- **DO THIS**
Strip the pictures and reproduce the rest of the listing exactly.

Saved entries
>>

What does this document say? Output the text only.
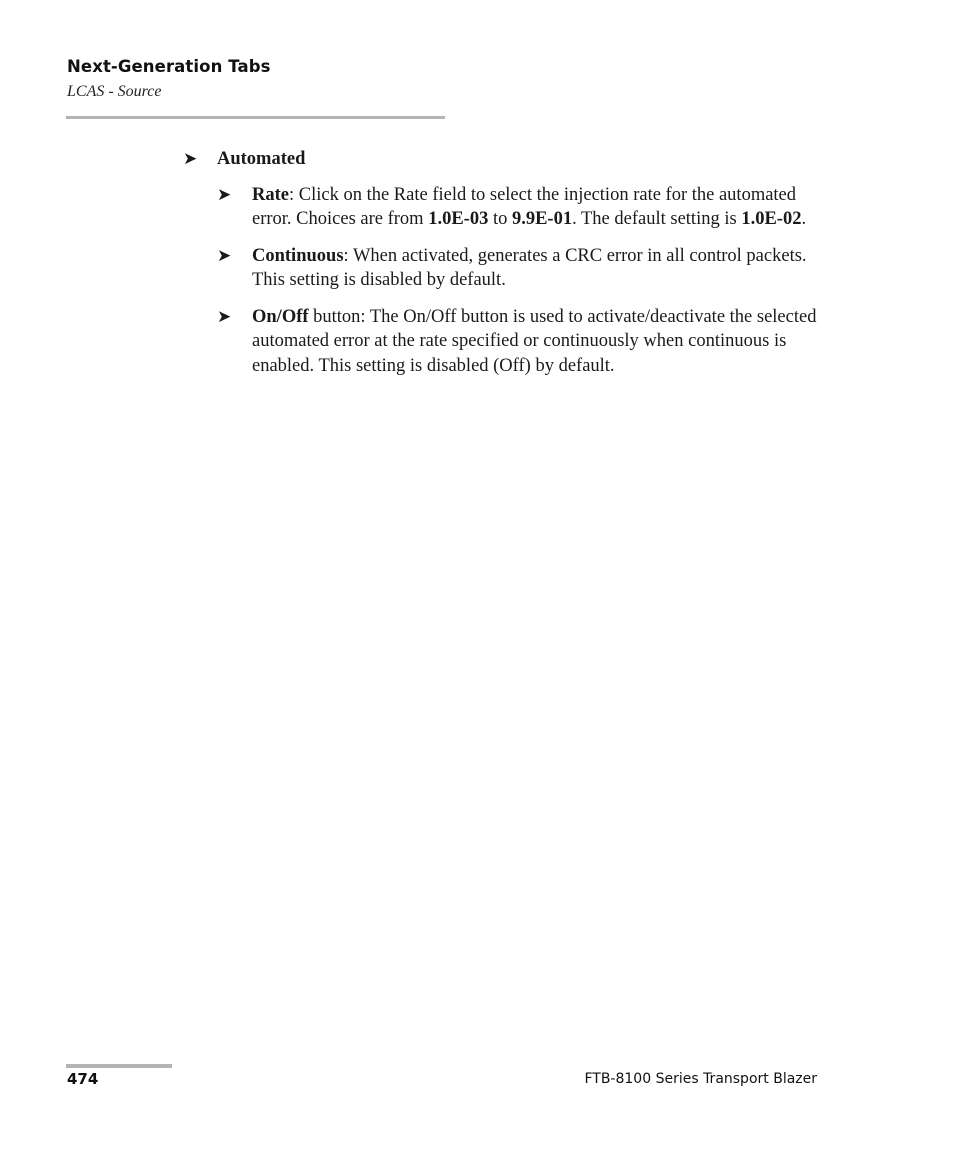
Next-Generation Tabs
LCAS - Source
➤ Automated
➤ Rate: Click on the Rate field to select the injection rate for the automated error. Choices are from 1.0E-03 to 9.9E-01. The default setting is 1.0E-02.
➤ Continuous: When activated, generates a CRC error in all control packets. This setting is disabled by default.
➤ On/Off button: The On/Off button is used to activate/deactivate the selected automated error at the rate specified or continuously when continuous is enabled. This setting is disabled (Off) by default.
474	FTB-8100 Series Transport Blazer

<<

- **EXPECTED ANSWER**
What does this document say? Output the text only.
Next-Generation Tabs
LCAS - Source
➤ Automated
➤ Rate: Click on the Rate field to select the injection rate for the automated error. Choices are from 1.0E-03 to 9.9E-01. The default setting is 1.0E-02.
➤ Continuous: When activated, generates a CRC error in all control packets. This setting is disabled by default.
➤ On/Off button: The On/Off button is used to activate/deactivate the selected automated error at the rate specified or continuously when continuous is enabled. This setting is disabled (Off) by default.
474	FTB-8100 Series Transport Blazer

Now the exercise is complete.